READING TEXT:

::::::::

2.9.1 Quantitative evaluation
A short quantitative survey was conducted by CHWs during each phototherapy visit to assess the acceptability and operational feasibility of home phototherapy for families. Quantitative data were collected using a CommCare-based program. [29] Descriptive analysis was used for the quantitative survey data.
2.9.2 Qualitative evaluation
- In-depth interviews (IDIs) with all study CHWs (n=10) to assess the operational feasibility of home phototherapy led by CHWs.
- IDIs (n=11) with mothers who completed home phototherapy to understand the acceptability and feasibility.
- IDIs (n=3) with mothers who either refused or were unable to initiate recommended home phototherapy to understand reasons for refusal or discontinuation.
- Focus Group Discussions (FGDs) (n=4) with parents and grandparents to assess their perceptions regarding home phototherapy.
2.9.3 Qualitative data collection
A team of researchers with several years of qualitative research experience conducted IDIs and FGDs with mothers and grandparents of enrolled newborns. IDIs and FGDs lasted sixty to ninety minutes and were recorded using digital audio recorders. For each of the FGDs, two to three researchers were engaged; one researcher facilitated the discussion, another acted as co-facilitator and the third researcher took hand-written notes to capture important findings and observations by the researchers. The FGDs were conducted in the backyard of houses and interviews were conducted inside the house to maintain privacy and confidentiality.

::::::::

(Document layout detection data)

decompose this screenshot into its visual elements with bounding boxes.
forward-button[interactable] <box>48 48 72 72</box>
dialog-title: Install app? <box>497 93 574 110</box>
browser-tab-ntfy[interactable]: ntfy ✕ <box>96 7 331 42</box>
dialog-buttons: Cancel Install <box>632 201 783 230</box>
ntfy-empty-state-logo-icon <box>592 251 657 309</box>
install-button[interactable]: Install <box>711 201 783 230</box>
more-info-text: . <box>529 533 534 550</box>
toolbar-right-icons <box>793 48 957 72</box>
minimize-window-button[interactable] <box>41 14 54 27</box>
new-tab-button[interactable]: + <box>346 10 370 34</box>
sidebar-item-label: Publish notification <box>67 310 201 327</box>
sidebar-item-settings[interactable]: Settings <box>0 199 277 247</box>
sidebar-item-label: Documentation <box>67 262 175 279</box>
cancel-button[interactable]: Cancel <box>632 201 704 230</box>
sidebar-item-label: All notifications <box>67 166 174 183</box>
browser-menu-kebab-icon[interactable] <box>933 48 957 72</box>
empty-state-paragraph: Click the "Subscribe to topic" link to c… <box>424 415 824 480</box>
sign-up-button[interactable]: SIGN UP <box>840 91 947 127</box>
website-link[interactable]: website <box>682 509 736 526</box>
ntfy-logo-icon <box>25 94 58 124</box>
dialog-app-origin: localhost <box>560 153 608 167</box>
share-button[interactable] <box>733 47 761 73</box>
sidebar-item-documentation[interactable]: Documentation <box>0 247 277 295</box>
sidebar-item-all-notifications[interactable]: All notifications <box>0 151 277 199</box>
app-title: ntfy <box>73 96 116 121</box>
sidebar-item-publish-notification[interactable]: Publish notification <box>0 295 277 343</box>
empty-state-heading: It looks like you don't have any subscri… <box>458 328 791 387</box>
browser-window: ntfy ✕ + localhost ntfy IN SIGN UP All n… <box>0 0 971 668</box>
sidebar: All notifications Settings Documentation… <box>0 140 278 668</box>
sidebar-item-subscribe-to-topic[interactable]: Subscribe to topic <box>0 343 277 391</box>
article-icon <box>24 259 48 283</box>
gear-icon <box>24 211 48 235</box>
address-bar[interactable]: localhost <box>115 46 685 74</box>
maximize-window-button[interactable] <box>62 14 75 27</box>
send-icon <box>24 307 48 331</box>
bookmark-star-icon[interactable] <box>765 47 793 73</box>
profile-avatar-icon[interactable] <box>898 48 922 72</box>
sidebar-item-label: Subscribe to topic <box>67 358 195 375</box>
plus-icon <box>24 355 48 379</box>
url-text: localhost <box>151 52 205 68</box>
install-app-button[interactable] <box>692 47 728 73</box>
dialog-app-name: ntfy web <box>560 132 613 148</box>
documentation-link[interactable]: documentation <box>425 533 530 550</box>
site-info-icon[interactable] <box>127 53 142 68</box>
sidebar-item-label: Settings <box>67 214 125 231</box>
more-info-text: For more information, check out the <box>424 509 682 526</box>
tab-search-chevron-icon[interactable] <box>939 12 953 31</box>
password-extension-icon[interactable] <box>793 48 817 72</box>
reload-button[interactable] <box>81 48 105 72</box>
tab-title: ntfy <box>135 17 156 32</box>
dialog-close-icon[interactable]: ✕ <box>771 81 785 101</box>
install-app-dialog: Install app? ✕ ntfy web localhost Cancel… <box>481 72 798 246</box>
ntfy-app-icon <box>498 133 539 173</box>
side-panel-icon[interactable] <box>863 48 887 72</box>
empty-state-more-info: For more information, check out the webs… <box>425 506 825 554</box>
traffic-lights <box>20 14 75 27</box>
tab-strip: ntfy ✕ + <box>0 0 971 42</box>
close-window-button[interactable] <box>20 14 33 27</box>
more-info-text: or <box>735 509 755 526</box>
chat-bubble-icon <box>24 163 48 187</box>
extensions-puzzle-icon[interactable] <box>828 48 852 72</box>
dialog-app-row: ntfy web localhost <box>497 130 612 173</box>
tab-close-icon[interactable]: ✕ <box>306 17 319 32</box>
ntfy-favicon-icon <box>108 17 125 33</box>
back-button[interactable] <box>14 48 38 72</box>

::::::::

TO DO:
1: Decide whether each statement below agrees with the home phototherapy evaluation text above. For each, answer yes or no and quote the words of the text that settle it.
(a) The IDIs and FGDs each lasted between sixty and ninety minutes.
(b) Interviews with mothers were held in the backyard of houses.
(c) The quantitative survey data were recorded on paper forms.
2: Pick up the home phototherapy evaluation text after its last sentence and continue it.

ANSWERS BY ITEM:
1:
(a) Yes: "IDIs and FGDs lasted sixty to ninety minutes"
(b) No: "interviews were conducted inside the house to maintain privacy and confidentiality"
(c) No: "Quantitative data were collected using a CommCare-based program."

2:
2.10 Qualitative data analysis
We analyzed qualitative data using thematic content analysis techniques following an inductive process. Audio recordings were transcribed verbatim into Bengali in the word processor and coded using the qualitative data analysis software Atlas.ti (version 5.2). For coding in Atlas. ti, the research team prepared a set of themes after reading all the transcripts, summaries, and written notes. Four team members coded each transcript based on our primarily generated themes. During the coding process, the team also identified and included new codes. Once all the codes were identified, we sorted and collated coded data extracts into generated themes.
2.11 Ethical approval and consent to participate
This study was conducted under the ethical principles of the Declaration of Helsinki. Written informed consent was obtained from the participants prior to IDIs and FGDs and audio recordings. Participants were offered the opportunity to read the consent form fully and ask and receive answers to any questions before giving their consent. The study protocol was approved by the institutional review boards of icddr,b (IRB/ERC no. PR- 19004) and Stanford University (protocol 52625).